— Start DATA ROWS —

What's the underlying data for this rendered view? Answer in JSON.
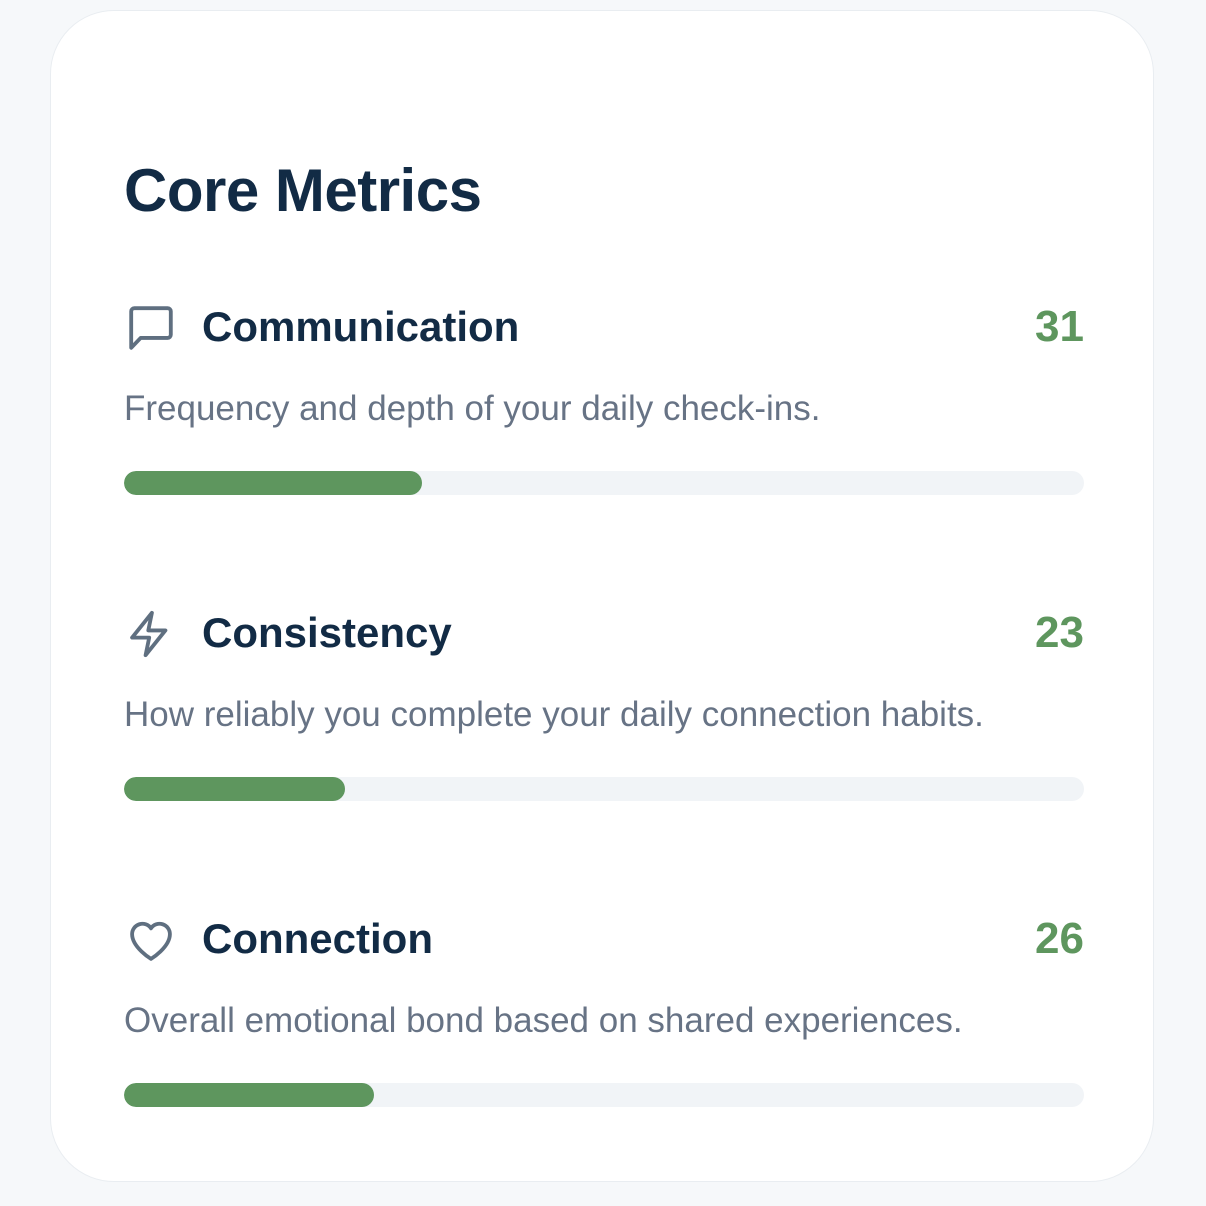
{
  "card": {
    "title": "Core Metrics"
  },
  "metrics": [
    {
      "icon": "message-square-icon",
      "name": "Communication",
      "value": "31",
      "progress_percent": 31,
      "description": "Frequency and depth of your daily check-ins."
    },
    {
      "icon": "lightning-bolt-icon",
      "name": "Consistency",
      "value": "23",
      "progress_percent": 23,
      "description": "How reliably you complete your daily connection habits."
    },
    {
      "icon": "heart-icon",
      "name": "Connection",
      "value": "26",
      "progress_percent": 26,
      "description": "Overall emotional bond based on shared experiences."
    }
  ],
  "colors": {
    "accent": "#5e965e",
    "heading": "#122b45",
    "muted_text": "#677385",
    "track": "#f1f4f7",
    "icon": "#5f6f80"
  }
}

— End DATA ROWS —

# WHAT IS ASKED:
Of all the lines above, how many contain the word "name"? Give the number and nothing else.

# WRITTEN SOLUTION:
3